→ Stored data:
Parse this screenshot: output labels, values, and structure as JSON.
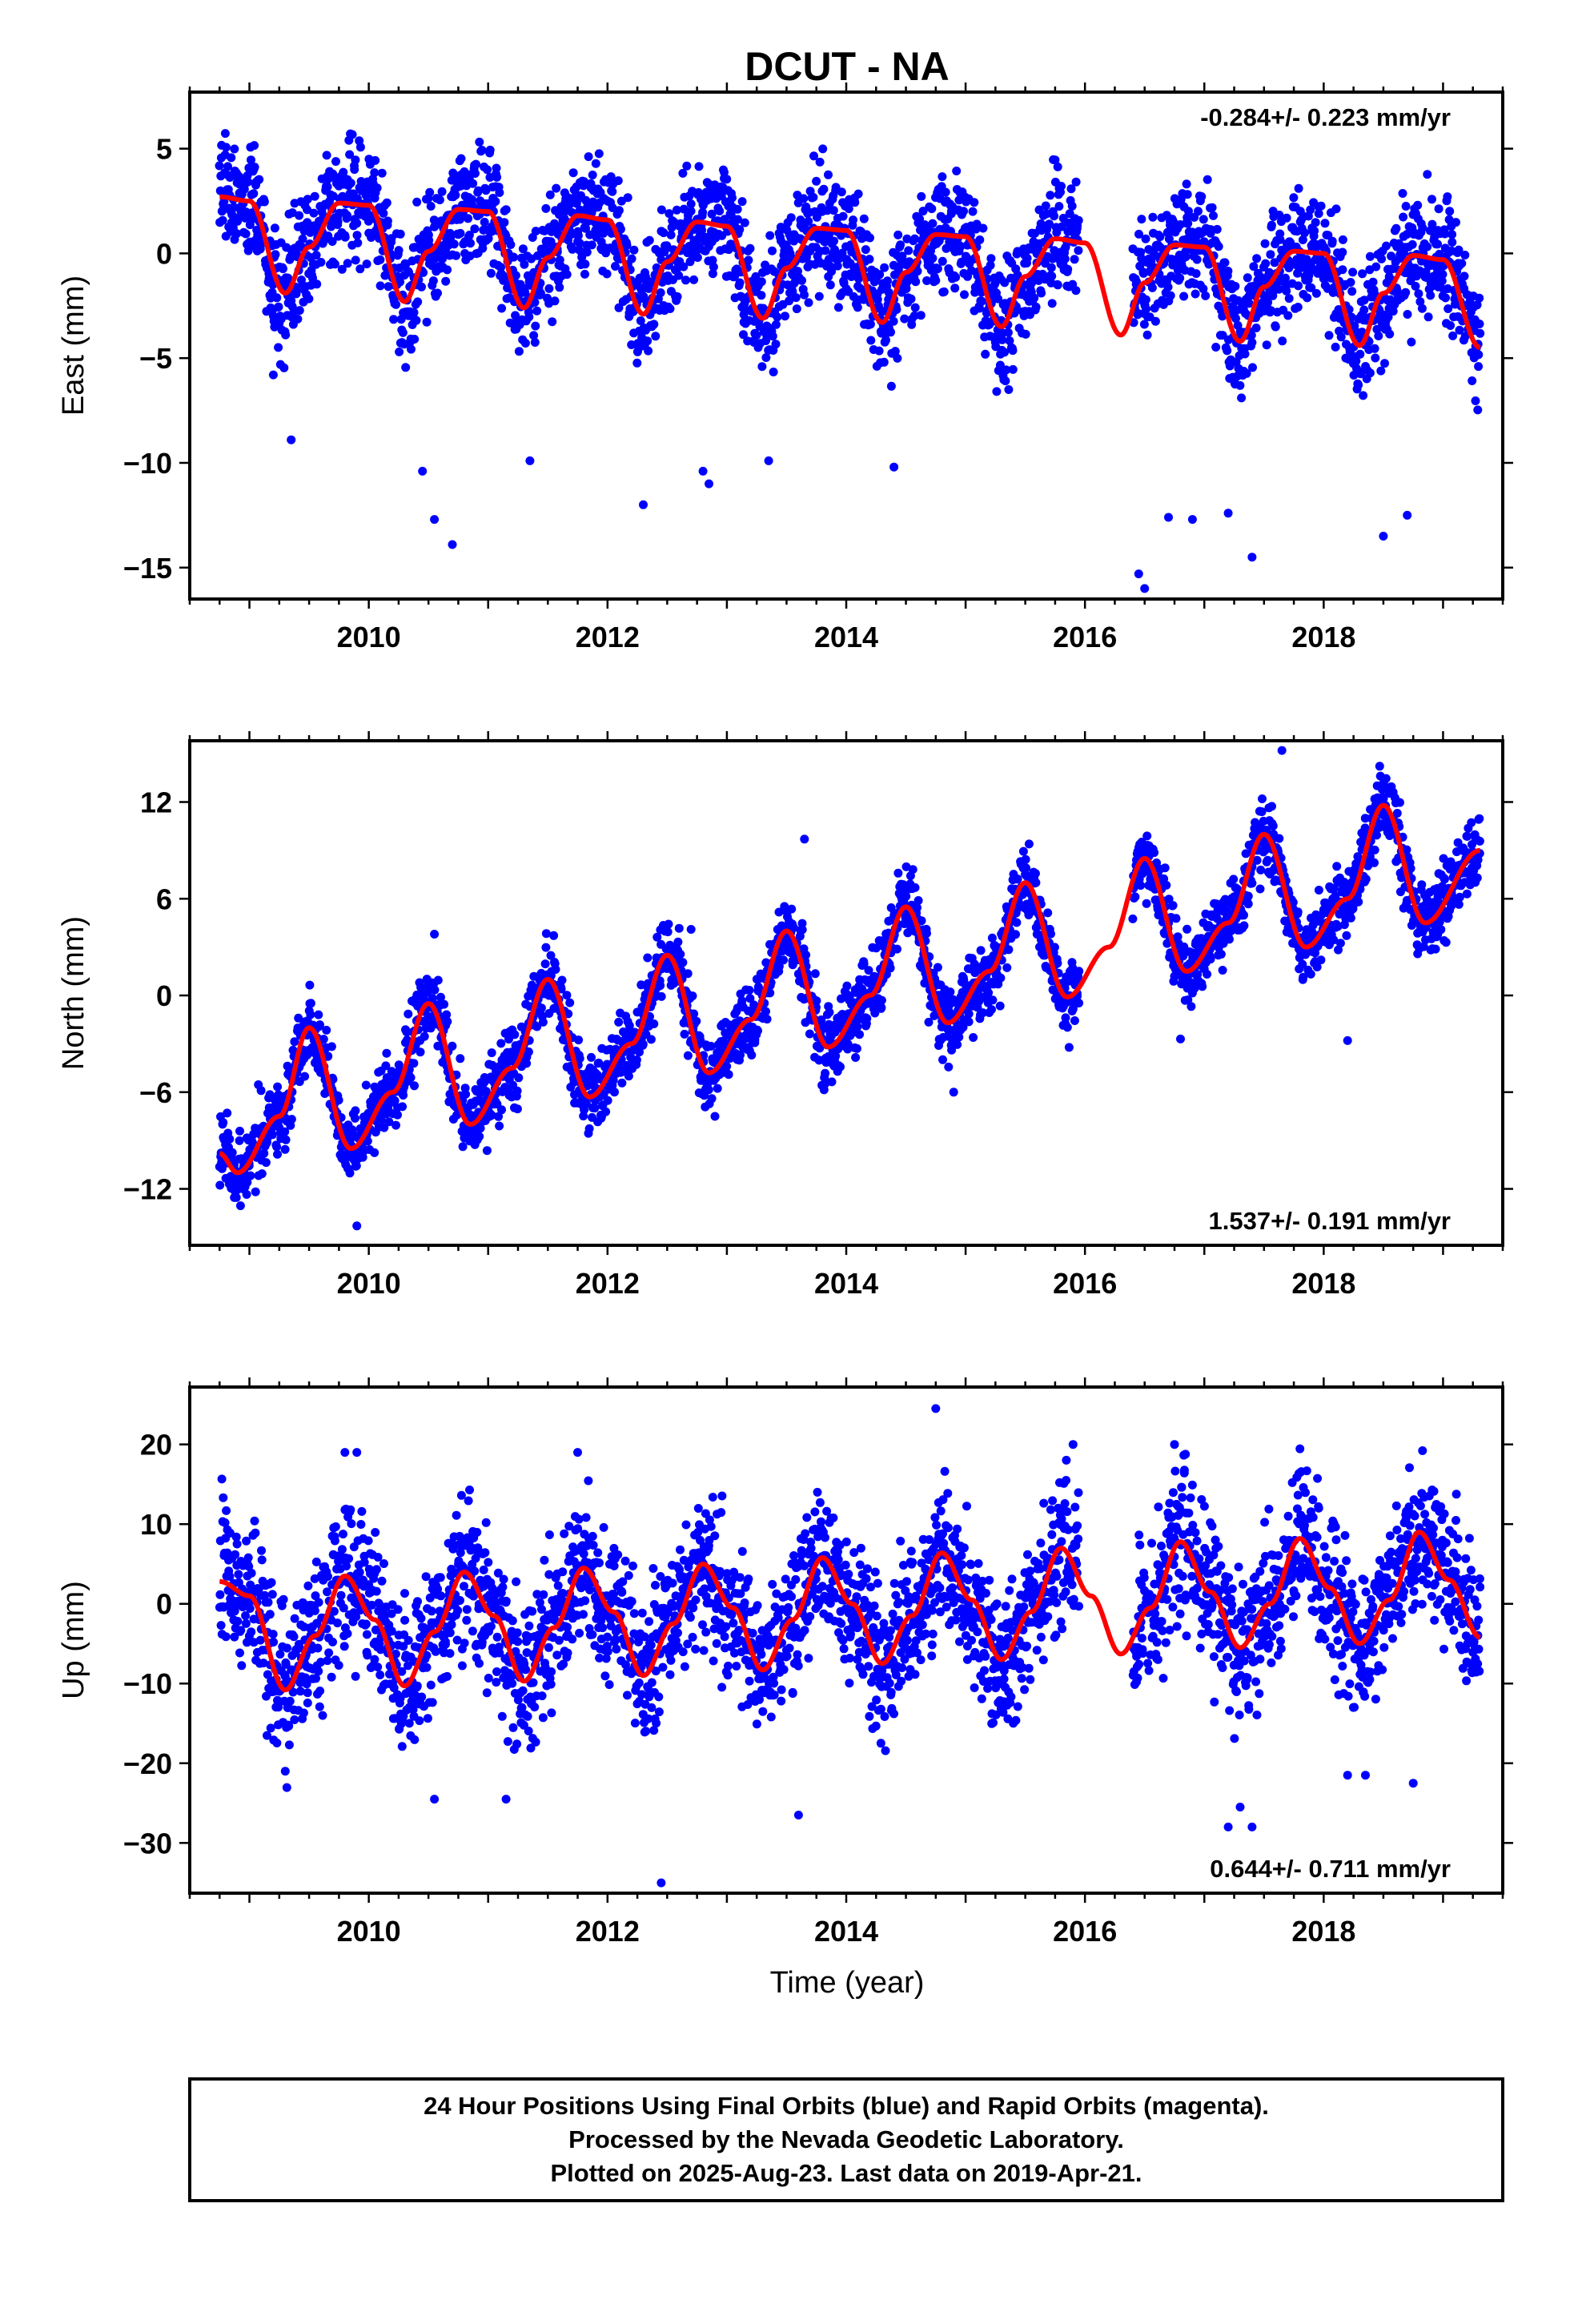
{
  "title": "DCUT - NA",
  "xlabel": "Time (year)",
  "footer": {
    "line1": "24 Hour Positions Using Final Orbits (blue) and Rapid Orbits (magenta).",
    "line2": "Processed by the Nevada Geodetic Laboratory.",
    "line3": "Plotted on 2025-Aug-23. Last data on 2019-Apr-21."
  },
  "colors": {
    "final_orbits": "#0000ff",
    "model_fit": "#ff0000",
    "rapid_orbits": "#ff00ff"
  },
  "chart_data": [
    {
      "type": "scatter",
      "ylabel": "East (mm)",
      "rate_label": "-0.284+/- 0.223 mm/yr",
      "rate_position": "top-right",
      "xlim": [
        2008.5,
        2019.5
      ],
      "ylim": [
        -16.5,
        7.7
      ],
      "x_ticks": [
        2010,
        2012,
        2014,
        2016,
        2018
      ],
      "x_tick_labels": [
        "2010",
        "2012",
        "2014",
        "2016",
        "2018"
      ],
      "y_ticks": [
        5,
        0,
        -5,
        -10,
        -15
      ],
      "y_tick_labels": [
        "5",
        "0",
        "−5",
        "−10",
        "−15"
      ],
      "grid": false,
      "data_start": 2008.75,
      "data_end": 2019.31,
      "gap": [
        2015.95,
        2016.4
      ],
      "series": [
        {
          "role": "model",
          "x": [
            2008.75,
            2009.0,
            2009.3,
            2009.5,
            2009.75,
            2010.0,
            2010.3,
            2010.5,
            2010.75,
            2011.0,
            2011.3,
            2011.5,
            2011.75,
            2012.0,
            2012.3,
            2012.5,
            2012.75,
            2013.0,
            2013.3,
            2013.5,
            2013.75,
            2014.0,
            2014.3,
            2014.5,
            2014.75,
            2015.0,
            2015.3,
            2015.5,
            2015.75,
            2016.0,
            2016.3,
            2016.5,
            2016.75,
            2017.0,
            2017.3,
            2017.5,
            2017.75,
            2018.0,
            2018.3,
            2018.5,
            2018.75,
            2019.0,
            2019.31
          ],
          "y": [
            2.7,
            2.5,
            -1.9,
            0.3,
            2.4,
            2.3,
            -2.3,
            0.1,
            2.1,
            2.0,
            -2.6,
            -0.2,
            1.8,
            1.6,
            -2.9,
            -0.4,
            1.5,
            1.3,
            -3.1,
            -0.7,
            1.2,
            1.1,
            -3.3,
            -0.9,
            0.9,
            0.8,
            -3.5,
            -1.1,
            0.7,
            0.5,
            -3.9,
            -1.4,
            0.4,
            0.3,
            -4.2,
            -1.6,
            0.1,
            0.0,
            -4.4,
            -1.9,
            -0.1,
            -0.3,
            -4.5
          ]
        }
      ],
      "scatter": {
        "color": "#0000ff",
        "spread": 1.5,
        "outliers_x": [
          2009.2,
          2009.35,
          2010.45,
          2010.55,
          2010.7,
          2011.35,
          2012.3,
          2012.8,
          2012.85,
          2013.35,
          2014.4,
          2016.45,
          2016.5,
          2016.7,
          2016.9,
          2017.2,
          2017.4,
          2018.5,
          2018.7
        ],
        "outliers_y": [
          -5.8,
          -8.9,
          -10.4,
          -12.7,
          -13.9,
          -9.9,
          -12.0,
          -10.4,
          -11.0,
          -9.9,
          -10.2,
          -15.3,
          -16.0,
          -12.6,
          -12.7,
          -12.4,
          -14.5,
          -13.5,
          -12.5
        ]
      }
    },
    {
      "type": "scatter",
      "ylabel": "North (mm)",
      "rate_label": "1.537+/- 0.191 mm/yr",
      "rate_position": "bottom-right",
      "xlim": [
        2008.5,
        2019.5
      ],
      "ylim": [
        -15.5,
        15.8
      ],
      "x_ticks": [
        2010,
        2012,
        2014,
        2016,
        2018
      ],
      "x_tick_labels": [
        "2010",
        "2012",
        "2014",
        "2016",
        "2018"
      ],
      "y_ticks": [
        12,
        6,
        0,
        -6,
        -12
      ],
      "y_tick_labels": [
        "12",
        "6",
        "0",
        "−6",
        "−12"
      ],
      "grid": false,
      "data_start": 2008.75,
      "data_end": 2019.31,
      "gap": [
        2015.95,
        2016.4
      ],
      "series": [
        {
          "role": "model",
          "x": [
            2008.75,
            2008.9,
            2009.25,
            2009.5,
            2009.85,
            2010.2,
            2010.5,
            2010.85,
            2011.2,
            2011.5,
            2011.85,
            2012.2,
            2012.5,
            2012.85,
            2013.2,
            2013.5,
            2013.85,
            2014.2,
            2014.5,
            2014.85,
            2015.2,
            2015.5,
            2015.85,
            2016.2,
            2016.5,
            2016.85,
            2017.2,
            2017.5,
            2017.85,
            2018.2,
            2018.5,
            2018.85,
            2019.31
          ],
          "y": [
            -9.8,
            -11.0,
            -7.5,
            -2.0,
            -9.5,
            -6.0,
            -0.5,
            -8.0,
            -4.5,
            1.0,
            -6.3,
            -3.0,
            2.5,
            -4.8,
            -1.5,
            4.0,
            -3.2,
            0.0,
            5.5,
            -1.7,
            1.5,
            7.0,
            -0.1,
            3.0,
            8.5,
            1.5,
            4.5,
            10.0,
            3.0,
            6.0,
            11.8,
            4.5,
            9.0
          ]
        }
      ],
      "scatter": {
        "color": "#0000ff",
        "spread": 1.2,
        "outliers_x": [
          2009.7,
          2009.9,
          2010.55,
          2012.7,
          2012.9,
          2013.65,
          2014.9,
          2016.8,
          2017.65,
          2018.2
        ],
        "outliers_y": [
          -5.2,
          -14.3,
          3.8,
          4.1,
          -7.5,
          9.7,
          -6.0,
          -2.7,
          15.2,
          -2.8
        ]
      }
    },
    {
      "type": "scatter",
      "ylabel": "Up (mm)",
      "rate_label": "0.644+/- 0.711 mm/yr",
      "rate_position": "bottom-right",
      "xlim": [
        2008.5,
        2019.5
      ],
      "ylim": [
        -36.3,
        27.2
      ],
      "x_ticks": [
        2010,
        2012,
        2014,
        2016,
        2018
      ],
      "x_tick_labels": [
        "2010",
        "2012",
        "2014",
        "2016",
        "2018"
      ],
      "y_ticks": [
        20,
        10,
        0,
        -10,
        -20,
        -30
      ],
      "y_tick_labels": [
        "20",
        "10",
        "0",
        "−10",
        "−20",
        "−30"
      ],
      "grid": false,
      "data_start": 2008.75,
      "data_end": 2019.31,
      "gap": [
        2015.95,
        2016.4
      ],
      "series": [
        {
          "role": "model",
          "x": [
            2008.75,
            2009.0,
            2009.3,
            2009.55,
            2009.8,
            2010.05,
            2010.3,
            2010.55,
            2010.8,
            2011.05,
            2011.3,
            2011.55,
            2011.8,
            2012.05,
            2012.3,
            2012.55,
            2012.8,
            2013.05,
            2013.3,
            2013.55,
            2013.8,
            2014.05,
            2014.3,
            2014.55,
            2014.8,
            2015.05,
            2015.3,
            2015.55,
            2015.8,
            2016.05,
            2016.3,
            2016.55,
            2016.8,
            2017.05,
            2017.3,
            2017.55,
            2017.8,
            2018.05,
            2018.3,
            2018.55,
            2018.8,
            2019.05,
            2019.31
          ],
          "y": [
            2.8,
            1.0,
            -10.8,
            -4.0,
            3.5,
            -2.0,
            -10.3,
            -3.5,
            4.0,
            -1.5,
            -9.7,
            -3.0,
            4.5,
            -1.0,
            -9.0,
            -2.5,
            5.0,
            -0.5,
            -8.3,
            -2.0,
            5.8,
            0.0,
            -7.5,
            -1.5,
            6.4,
            0.5,
            -7.0,
            -1.0,
            7.0,
            1.0,
            -6.3,
            -0.5,
            7.8,
            1.5,
            -5.5,
            0.0,
            8.2,
            2.0,
            -5.0,
            0.5,
            9.0,
            3.0,
            -4.2
          ]
        }
      ],
      "scatter": {
        "color": "#0000ff",
        "spread": 4.8,
        "outliers_x": [
          2009.3,
          2009.8,
          2009.9,
          2010.55,
          2011.15,
          2011.75,
          2012.45,
          2013.6,
          2014.75,
          2015.9,
          2016.75,
          2017.2,
          2017.3,
          2017.4,
          2018.2,
          2018.35,
          2018.75
        ],
        "outliers_y": [
          -21.0,
          19.0,
          19.0,
          -24.5,
          -24.5,
          19.0,
          -35.0,
          -26.5,
          24.5,
          20.0,
          20.0,
          -28.0,
          -25.5,
          -28.0,
          -21.5,
          -21.5,
          -22.5
        ]
      }
    }
  ]
}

→ Required work: Write out every line of the listing that holds the word "ylabel".

→ Problem solution:
      "ylabel": "East (mm)",
      "ylabel": "North (mm)",
      "ylabel": "Up (mm)",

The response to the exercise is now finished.